Without omitting anything, retype the data that follows.

## BEGIN DATA FOR THE TASK

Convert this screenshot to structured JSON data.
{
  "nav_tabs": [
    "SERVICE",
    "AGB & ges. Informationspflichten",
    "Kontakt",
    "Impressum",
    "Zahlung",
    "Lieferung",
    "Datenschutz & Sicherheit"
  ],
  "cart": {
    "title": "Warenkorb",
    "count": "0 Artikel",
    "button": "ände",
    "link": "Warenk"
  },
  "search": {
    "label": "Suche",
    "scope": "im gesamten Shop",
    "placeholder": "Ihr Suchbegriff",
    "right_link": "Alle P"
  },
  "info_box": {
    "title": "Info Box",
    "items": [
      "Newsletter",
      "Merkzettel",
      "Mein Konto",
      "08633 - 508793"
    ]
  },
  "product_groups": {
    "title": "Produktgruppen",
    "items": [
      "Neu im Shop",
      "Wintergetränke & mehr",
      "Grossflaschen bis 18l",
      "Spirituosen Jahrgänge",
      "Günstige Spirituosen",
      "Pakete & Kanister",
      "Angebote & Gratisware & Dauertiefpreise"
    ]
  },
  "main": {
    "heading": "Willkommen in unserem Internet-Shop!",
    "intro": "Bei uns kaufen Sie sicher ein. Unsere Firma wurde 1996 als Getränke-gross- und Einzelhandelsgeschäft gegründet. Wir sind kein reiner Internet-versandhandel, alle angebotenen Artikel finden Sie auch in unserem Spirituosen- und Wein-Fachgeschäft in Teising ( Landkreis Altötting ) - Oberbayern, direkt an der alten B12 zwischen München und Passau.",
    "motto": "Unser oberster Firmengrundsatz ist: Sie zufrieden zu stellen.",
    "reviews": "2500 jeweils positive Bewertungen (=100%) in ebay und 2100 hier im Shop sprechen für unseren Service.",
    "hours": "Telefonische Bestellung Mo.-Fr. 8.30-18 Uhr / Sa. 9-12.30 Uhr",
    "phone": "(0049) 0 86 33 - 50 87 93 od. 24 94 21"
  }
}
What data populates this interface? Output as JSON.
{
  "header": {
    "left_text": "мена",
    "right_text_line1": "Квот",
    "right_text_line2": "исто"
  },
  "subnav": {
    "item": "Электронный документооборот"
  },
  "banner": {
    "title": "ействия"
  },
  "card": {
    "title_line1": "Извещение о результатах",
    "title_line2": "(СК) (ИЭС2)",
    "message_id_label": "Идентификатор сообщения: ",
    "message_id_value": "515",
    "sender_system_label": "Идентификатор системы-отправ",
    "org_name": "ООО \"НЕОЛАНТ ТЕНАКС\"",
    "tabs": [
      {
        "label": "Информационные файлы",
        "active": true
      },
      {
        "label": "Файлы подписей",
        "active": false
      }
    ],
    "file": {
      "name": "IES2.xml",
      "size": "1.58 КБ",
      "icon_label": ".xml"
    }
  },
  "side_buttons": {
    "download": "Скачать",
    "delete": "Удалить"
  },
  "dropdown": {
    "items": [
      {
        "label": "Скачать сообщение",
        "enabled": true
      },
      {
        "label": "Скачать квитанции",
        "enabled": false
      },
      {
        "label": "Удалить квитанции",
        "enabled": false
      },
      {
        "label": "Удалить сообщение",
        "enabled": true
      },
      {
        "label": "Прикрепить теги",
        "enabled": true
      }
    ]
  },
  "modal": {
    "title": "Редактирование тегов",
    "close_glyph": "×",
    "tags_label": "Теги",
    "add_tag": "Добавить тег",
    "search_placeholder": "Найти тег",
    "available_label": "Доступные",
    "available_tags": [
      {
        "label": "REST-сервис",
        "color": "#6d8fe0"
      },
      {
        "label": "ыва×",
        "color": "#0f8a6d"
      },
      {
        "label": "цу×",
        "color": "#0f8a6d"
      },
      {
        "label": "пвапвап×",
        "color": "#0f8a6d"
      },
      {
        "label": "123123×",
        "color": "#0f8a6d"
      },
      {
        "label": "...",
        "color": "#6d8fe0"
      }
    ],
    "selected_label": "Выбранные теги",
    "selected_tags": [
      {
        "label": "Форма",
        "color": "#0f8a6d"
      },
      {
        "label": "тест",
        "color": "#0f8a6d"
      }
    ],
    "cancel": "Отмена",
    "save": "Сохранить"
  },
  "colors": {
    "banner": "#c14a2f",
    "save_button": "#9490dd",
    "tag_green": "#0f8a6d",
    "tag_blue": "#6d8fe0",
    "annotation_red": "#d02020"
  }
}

## END DATA FOR THE TASK

=== EXERCISE ANSWER ===
Convert this screenshot to structured JSON data.
{
  "nav_tabs": [
    "SERVICE",
    "AGB & ges. Informationspflichten",
    "Kontakt",
    "Impressum",
    "Zahlung",
    "Lieferung",
    "Datenschutz & Sicherheit"
  ],
  "cart": {
    "title": "Warenkorb",
    "count": "0 Artikel",
    "button": "ände",
    "link": "Warenk"
  },
  "search": {
    "label": "Suche",
    "scope": "im gesamten Shop",
    "placeholder": "Ihr Suchbegriff",
    "right_link": "Alle P"
  },
  "info_box": {
    "title": "Info Box",
    "items": [
      "Newsletter",
      "Merkzettel",
      "Mein Konto",
      "08633 - 508793"
    ]
  },
  "product_groups": {
    "title": "Produktgruppen",
    "items": [
      "Neu im Shop",
      "Wintergetränke & mehr",
      "Grossflaschen bis 18l",
      "Spirituosen Jahrgänge",
      "Günstige Spirituosen",
      "Pakete & Kanister",
      "Angebote & Gratisware & Dauertiefpreise"
    ]
  },
  "main": {
    "heading": "Willkommen in unserem Internet-Shop!",
    "intro": "Bei uns kaufen Sie sicher ein. Unsere Firma wurde 1996 als Getränke-gross- und Einzelhandelsgeschäft gegründet. Wir sind kein reiner Internet-versandhandel, alle angebotenen Artikel finden Sie auch in unserem Spirituosen- und Wein-Fachgeschäft in Teising ( Landkreis Altötting ) - Oberbayern, direkt an der alten B12 zwischen München und Passau.",
    "motto": "Unser oberster Firmengrundsatz ist: Sie zufrieden zu stellen.",
    "reviews": "2500 jeweils positive Bewertungen (=100%) in ebay und 2100 hier im Shop sprechen für unseren Service.",
    "hours": "Telefonische Bestellung Mo.-Fr. 8.30-18 Uhr / Sa. 9-12.30 Uhr",
    "phone": "(0049) 0 86 33 - 50 87 93 od. 24 94 21"
  }
}
What data populates this interface? Output as JSON.
{
  "header": {
    "left_text": "мена",
    "right_text_line1": "Квот",
    "right_text_line2": "исто"
  },
  "subnav": {
    "item": "Электронный документооборот"
  },
  "banner": {
    "title": "ействия"
  },
  "card": {
    "title_line1": "Извещение о результатах",
    "title_line2": "(СК) (ИЭС2)",
    "message_id_label": "Идентификатор сообщения: ",
    "message_id_value": "515",
    "sender_system_label": "Идентификатор системы-отправ",
    "org_name": "ООО \"НЕОЛАНТ ТЕНАКС\"",
    "tabs": [
      {
        "label": "Информационные файлы",
        "active": true
      },
      {
        "label": "Файлы подписей",
        "active": false
      }
    ],
    "file": {
      "name": "IES2.xml",
      "size": "1.58 КБ",
      "icon_label": ".xml"
    }
  },
  "side_buttons": {
    "download": "Скачать",
    "delete": "Удалить"
  },
  "dropdown": {
    "items": [
      {
        "label": "Скачать сообщение",
        "enabled": true
      },
      {
        "label": "Скачать квитанции",
        "enabled": false
      },
      {
        "label": "Удалить квитанции",
        "enabled": false
      },
      {
        "label": "Удалить сообщение",
        "enabled": true
      },
      {
        "label": "Прикрепить теги",
        "enabled": true
      }
    ]
  },
  "modal": {
    "title": "Редактирование тегов",
    "close_glyph": "×",
    "tags_label": "Теги",
    "add_tag": "Добавить тег",
    "search_placeholder": "Найти тег",
    "available_label": "Доступные",
    "available_tags": [
      {
        "label": "REST-сервис",
        "color": "#6d8fe0"
      },
      {
        "label": "ыва×",
        "color": "#0f8a6d"
      },
      {
        "label": "цу×",
        "color": "#0f8a6d"
      },
      {
        "label": "пвапвап×",
        "color": "#0f8a6d"
      },
      {
        "label": "123123×",
        "color": "#0f8a6d"
      },
      {
        "label": "...",
        "color": "#6d8fe0"
      }
    ],
    "selected_label": "Выбранные теги",
    "selected_tags": [
      {
        "label": "Форма",
        "color": "#0f8a6d"
      },
      {
        "label": "тест",
        "color": "#0f8a6d"
      }
    ],
    "cancel": "Отмена",
    "save": "Сохранить"
  },
  "colors": {
    "banner": "#c14a2f",
    "save_button": "#9490dd",
    "tag_green": "#0f8a6d",
    "tag_blue": "#6d8fe0",
    "annotation_red": "#d02020"
  }
}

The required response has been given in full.